*TASK OBJECTIVE*
Transcribe every line exactly. Leave the pictures behind.
+===+
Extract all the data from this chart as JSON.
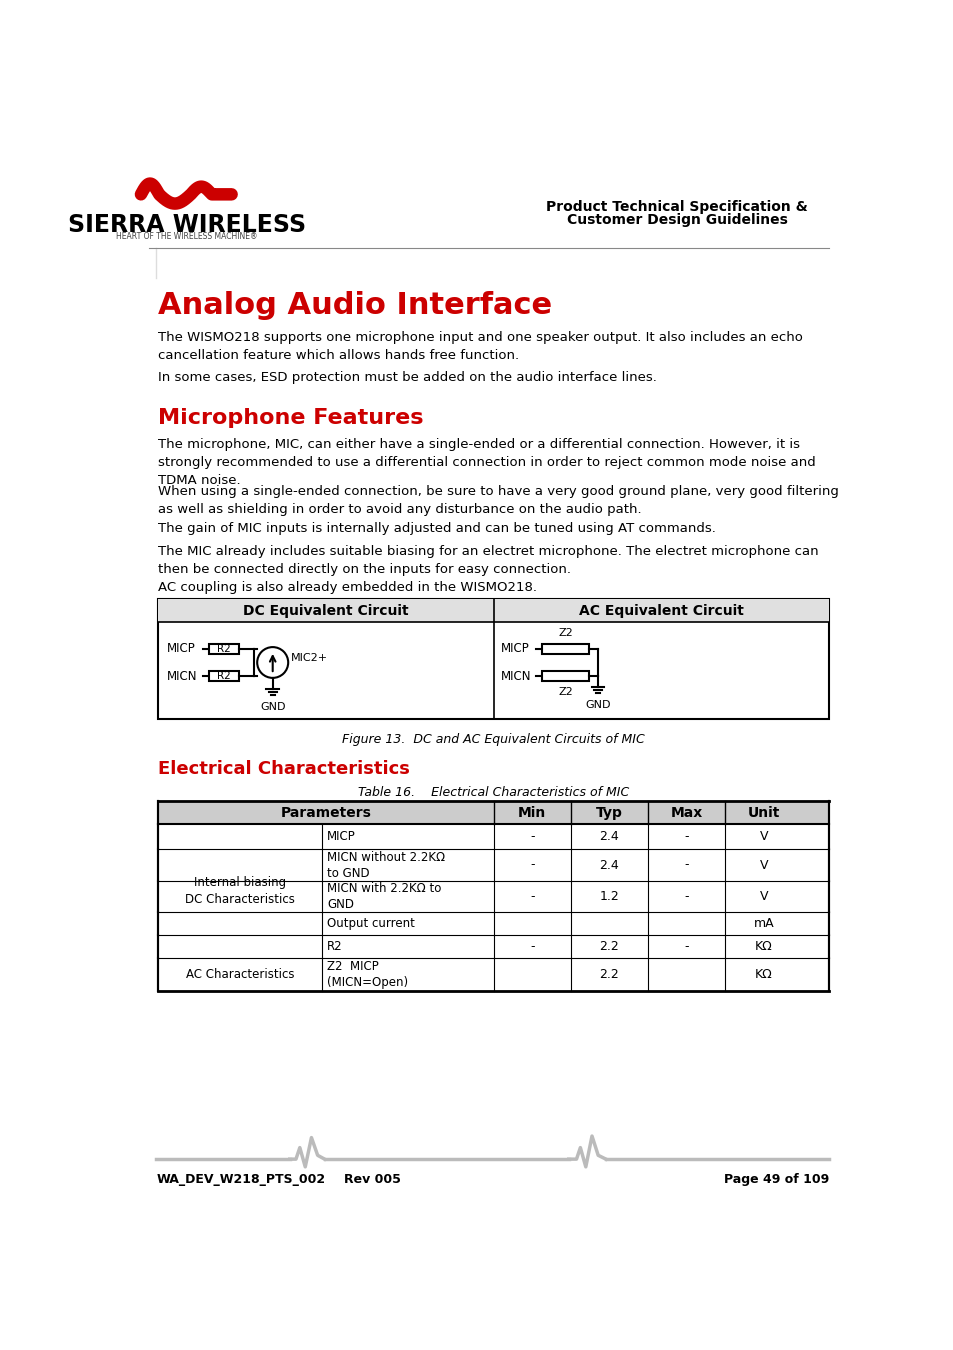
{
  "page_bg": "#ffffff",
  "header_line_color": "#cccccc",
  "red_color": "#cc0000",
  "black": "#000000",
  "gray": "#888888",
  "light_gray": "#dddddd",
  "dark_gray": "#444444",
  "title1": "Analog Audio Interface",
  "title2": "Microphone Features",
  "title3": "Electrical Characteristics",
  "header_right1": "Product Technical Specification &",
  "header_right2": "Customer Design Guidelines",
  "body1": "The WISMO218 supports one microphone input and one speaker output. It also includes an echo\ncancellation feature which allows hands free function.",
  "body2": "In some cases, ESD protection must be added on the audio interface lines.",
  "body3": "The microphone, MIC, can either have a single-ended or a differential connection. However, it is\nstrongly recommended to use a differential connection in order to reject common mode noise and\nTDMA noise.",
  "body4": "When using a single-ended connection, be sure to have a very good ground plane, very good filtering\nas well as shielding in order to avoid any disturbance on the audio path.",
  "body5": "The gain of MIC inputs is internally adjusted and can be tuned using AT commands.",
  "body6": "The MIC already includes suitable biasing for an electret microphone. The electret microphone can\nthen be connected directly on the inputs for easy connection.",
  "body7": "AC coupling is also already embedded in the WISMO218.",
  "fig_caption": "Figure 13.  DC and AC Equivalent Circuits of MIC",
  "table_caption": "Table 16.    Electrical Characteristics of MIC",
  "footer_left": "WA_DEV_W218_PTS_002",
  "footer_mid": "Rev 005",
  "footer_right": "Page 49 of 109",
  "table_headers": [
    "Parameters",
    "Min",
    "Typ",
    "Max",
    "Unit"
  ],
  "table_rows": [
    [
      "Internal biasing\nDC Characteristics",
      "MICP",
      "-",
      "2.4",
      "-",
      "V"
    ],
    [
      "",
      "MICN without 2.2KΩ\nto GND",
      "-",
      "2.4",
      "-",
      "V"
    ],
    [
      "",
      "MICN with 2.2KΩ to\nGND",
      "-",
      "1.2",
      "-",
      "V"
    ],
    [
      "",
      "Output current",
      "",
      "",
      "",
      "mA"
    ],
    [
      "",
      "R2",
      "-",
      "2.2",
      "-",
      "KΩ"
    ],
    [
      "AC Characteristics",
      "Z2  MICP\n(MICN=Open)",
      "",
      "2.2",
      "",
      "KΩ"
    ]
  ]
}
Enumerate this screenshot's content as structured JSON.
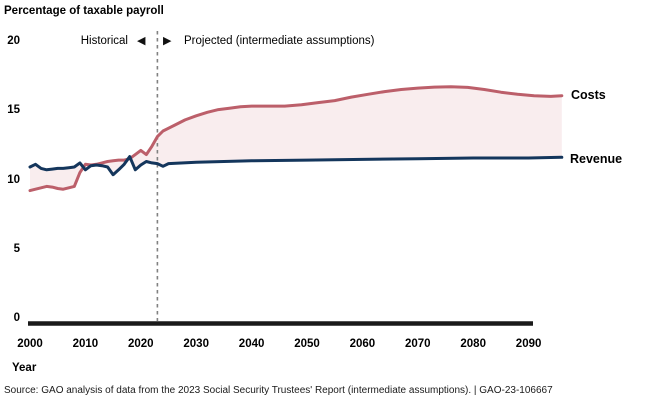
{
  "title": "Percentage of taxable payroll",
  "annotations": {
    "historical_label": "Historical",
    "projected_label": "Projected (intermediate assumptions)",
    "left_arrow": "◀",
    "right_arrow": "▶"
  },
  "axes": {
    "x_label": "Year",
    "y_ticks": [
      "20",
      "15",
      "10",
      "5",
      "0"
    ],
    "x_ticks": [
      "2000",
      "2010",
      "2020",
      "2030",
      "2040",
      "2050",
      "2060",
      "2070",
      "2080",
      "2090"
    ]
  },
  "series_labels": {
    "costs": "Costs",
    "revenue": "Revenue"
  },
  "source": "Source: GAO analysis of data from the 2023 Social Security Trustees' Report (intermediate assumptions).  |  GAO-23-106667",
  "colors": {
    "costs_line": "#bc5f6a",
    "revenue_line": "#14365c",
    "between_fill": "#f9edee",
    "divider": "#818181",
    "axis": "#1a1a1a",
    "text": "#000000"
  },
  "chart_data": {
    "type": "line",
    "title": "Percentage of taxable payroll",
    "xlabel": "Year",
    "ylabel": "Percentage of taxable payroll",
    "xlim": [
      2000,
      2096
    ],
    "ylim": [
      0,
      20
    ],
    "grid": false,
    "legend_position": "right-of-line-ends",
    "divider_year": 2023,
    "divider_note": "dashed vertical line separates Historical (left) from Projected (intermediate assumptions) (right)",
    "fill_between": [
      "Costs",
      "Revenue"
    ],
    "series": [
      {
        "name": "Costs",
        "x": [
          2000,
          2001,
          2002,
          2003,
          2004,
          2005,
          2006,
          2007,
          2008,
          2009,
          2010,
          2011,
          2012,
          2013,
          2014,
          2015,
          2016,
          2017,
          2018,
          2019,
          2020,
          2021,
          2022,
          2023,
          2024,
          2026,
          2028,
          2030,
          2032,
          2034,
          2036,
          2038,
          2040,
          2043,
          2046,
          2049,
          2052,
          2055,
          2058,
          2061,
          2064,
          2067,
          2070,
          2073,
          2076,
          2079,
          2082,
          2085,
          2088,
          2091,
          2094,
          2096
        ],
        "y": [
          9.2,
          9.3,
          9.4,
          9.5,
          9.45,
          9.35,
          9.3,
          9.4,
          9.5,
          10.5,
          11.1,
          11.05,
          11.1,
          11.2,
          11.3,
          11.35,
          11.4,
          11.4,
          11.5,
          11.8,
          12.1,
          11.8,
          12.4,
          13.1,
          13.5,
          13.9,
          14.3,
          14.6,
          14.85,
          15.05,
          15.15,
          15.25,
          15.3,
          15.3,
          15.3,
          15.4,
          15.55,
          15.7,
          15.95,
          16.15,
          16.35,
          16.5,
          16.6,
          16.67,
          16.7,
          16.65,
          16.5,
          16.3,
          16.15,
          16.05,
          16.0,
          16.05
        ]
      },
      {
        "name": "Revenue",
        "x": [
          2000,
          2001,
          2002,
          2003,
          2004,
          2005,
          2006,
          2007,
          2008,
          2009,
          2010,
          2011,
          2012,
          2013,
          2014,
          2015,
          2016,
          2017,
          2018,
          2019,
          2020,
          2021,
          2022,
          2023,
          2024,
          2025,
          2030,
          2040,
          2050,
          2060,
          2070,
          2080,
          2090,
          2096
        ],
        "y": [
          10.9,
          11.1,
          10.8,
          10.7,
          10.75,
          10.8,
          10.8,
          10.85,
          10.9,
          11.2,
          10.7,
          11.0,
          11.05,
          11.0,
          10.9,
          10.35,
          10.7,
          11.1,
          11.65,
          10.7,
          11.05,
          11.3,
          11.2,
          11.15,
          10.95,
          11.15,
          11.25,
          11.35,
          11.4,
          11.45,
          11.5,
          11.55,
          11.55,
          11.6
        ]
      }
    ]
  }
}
+===+
*RESULT FOR THIS TASK*
Extract all the data from this chart as JSON.
{
  "page_bg": "#ffffff",
  "header_line_color": "#cccccc",
  "red_color": "#cc0000",
  "black": "#000000",
  "gray": "#888888",
  "light_gray": "#dddddd",
  "dark_gray": "#444444",
  "title1": "Analog Audio Interface",
  "title2": "Microphone Features",
  "title3": "Electrical Characteristics",
  "header_right1": "Product Technical Specification &",
  "header_right2": "Customer Design Guidelines",
  "body1": "The WISMO218 supports one microphone input and one speaker output. It also includes an echo\ncancellation feature which allows hands free function.",
  "body2": "In some cases, ESD protection must be added on the audio interface lines.",
  "body3": "The microphone, MIC, can either have a single-ended or a differential connection. However, it is\nstrongly recommended to use a differential connection in order to reject common mode noise and\nTDMA noise.",
  "body4": "When using a single-ended connection, be sure to have a very good ground plane, very good filtering\nas well as shielding in order to avoid any disturbance on the audio path.",
  "body5": "The gain of MIC inputs is internally adjusted and can be tuned using AT commands.",
  "body6": "The MIC already includes suitable biasing for an electret microphone. The electret microphone can\nthen be connected directly on the inputs for easy connection.",
  "body7": "AC coupling is also already embedded in the WISMO218.",
  "fig_caption": "Figure 13.  DC and AC Equivalent Circuits of MIC",
  "table_caption": "Table 16.    Electrical Characteristics of MIC",
  "footer_left": "WA_DEV_W218_PTS_002",
  "footer_mid": "Rev 005",
  "footer_right": "Page 49 of 109",
  "table_headers": [
    "Parameters",
    "Min",
    "Typ",
    "Max",
    "Unit"
  ],
  "table_rows": [
    [
      "Internal biasing\nDC Characteristics",
      "MICP",
      "-",
      "2.4",
      "-",
      "V"
    ],
    [
      "",
      "MICN without 2.2KΩ\nto GND",
      "-",
      "2.4",
      "-",
      "V"
    ],
    [
      "",
      "MICN with 2.2KΩ to\nGND",
      "-",
      "1.2",
      "-",
      "V"
    ],
    [
      "",
      "Output current",
      "",
      "",
      "",
      "mA"
    ],
    [
      "",
      "R2",
      "-",
      "2.2",
      "-",
      "KΩ"
    ],
    [
      "AC Characteristics",
      "Z2  MICP\n(MICN=Open)",
      "",
      "2.2",
      "",
      "KΩ"
    ]
  ]
}
Enumerate this screenshot's content as structured JSON.
{
  "title": "Percentage of taxable payroll",
  "annotations": {
    "historical_label": "Historical",
    "projected_label": "Projected (intermediate assumptions)",
    "left_arrow": "◀",
    "right_arrow": "▶"
  },
  "axes": {
    "x_label": "Year",
    "y_ticks": [
      "20",
      "15",
      "10",
      "5",
      "0"
    ],
    "x_ticks": [
      "2000",
      "2010",
      "2020",
      "2030",
      "2040",
      "2050",
      "2060",
      "2070",
      "2080",
      "2090"
    ]
  },
  "series_labels": {
    "costs": "Costs",
    "revenue": "Revenue"
  },
  "source": "Source: GAO analysis of data from the 2023 Social Security Trustees' Report (intermediate assumptions).  |  GAO-23-106667",
  "colors": {
    "costs_line": "#bc5f6a",
    "revenue_line": "#14365c",
    "between_fill": "#f9edee",
    "divider": "#818181",
    "axis": "#1a1a1a",
    "text": "#000000"
  },
  "chart_data": {
    "type": "line",
    "title": "Percentage of taxable payroll",
    "xlabel": "Year",
    "ylabel": "Percentage of taxable payroll",
    "xlim": [
      2000,
      2096
    ],
    "ylim": [
      0,
      20
    ],
    "grid": false,
    "legend_position": "right-of-line-ends",
    "divider_year": 2023,
    "divider_note": "dashed vertical line separates Historical (left) from Projected (intermediate assumptions) (right)",
    "fill_between": [
      "Costs",
      "Revenue"
    ],
    "series": [
      {
        "name": "Costs",
        "x": [
          2000,
          2001,
          2002,
          2003,
          2004,
          2005,
          2006,
          2007,
          2008,
          2009,
          2010,
          2011,
          2012,
          2013,
          2014,
          2015,
          2016,
          2017,
          2018,
          2019,
          2020,
          2021,
          2022,
          2023,
          2024,
          2026,
          2028,
          2030,
          2032,
          2034,
          2036,
          2038,
          2040,
          2043,
          2046,
          2049,
          2052,
          2055,
          2058,
          2061,
          2064,
          2067,
          2070,
          2073,
          2076,
          2079,
          2082,
          2085,
          2088,
          2091,
          2094,
          2096
        ],
        "y": [
          9.2,
          9.3,
          9.4,
          9.5,
          9.45,
          9.35,
          9.3,
          9.4,
          9.5,
          10.5,
          11.1,
          11.05,
          11.1,
          11.2,
          11.3,
          11.35,
          11.4,
          11.4,
          11.5,
          11.8,
          12.1,
          11.8,
          12.4,
          13.1,
          13.5,
          13.9,
          14.3,
          14.6,
          14.85,
          15.05,
          15.15,
          15.25,
          15.3,
          15.3,
          15.3,
          15.4,
          15.55,
          15.7,
          15.95,
          16.15,
          16.35,
          16.5,
          16.6,
          16.67,
          16.7,
          16.65,
          16.5,
          16.3,
          16.15,
          16.05,
          16.0,
          16.05
        ]
      },
      {
        "name": "Revenue",
        "x": [
          2000,
          2001,
          2002,
          2003,
          2004,
          2005,
          2006,
          2007,
          2008,
          2009,
          2010,
          2011,
          2012,
          2013,
          2014,
          2015,
          2016,
          2017,
          2018,
          2019,
          2020,
          2021,
          2022,
          2023,
          2024,
          2025,
          2030,
          2040,
          2050,
          2060,
          2070,
          2080,
          2090,
          2096
        ],
        "y": [
          10.9,
          11.1,
          10.8,
          10.7,
          10.75,
          10.8,
          10.8,
          10.85,
          10.9,
          11.2,
          10.7,
          11.0,
          11.05,
          11.0,
          10.9,
          10.35,
          10.7,
          11.1,
          11.65,
          10.7,
          11.05,
          11.3,
          11.2,
          11.15,
          10.95,
          11.15,
          11.25,
          11.35,
          11.4,
          11.45,
          11.5,
          11.55,
          11.55,
          11.6
        ]
      }
    ]
  }
}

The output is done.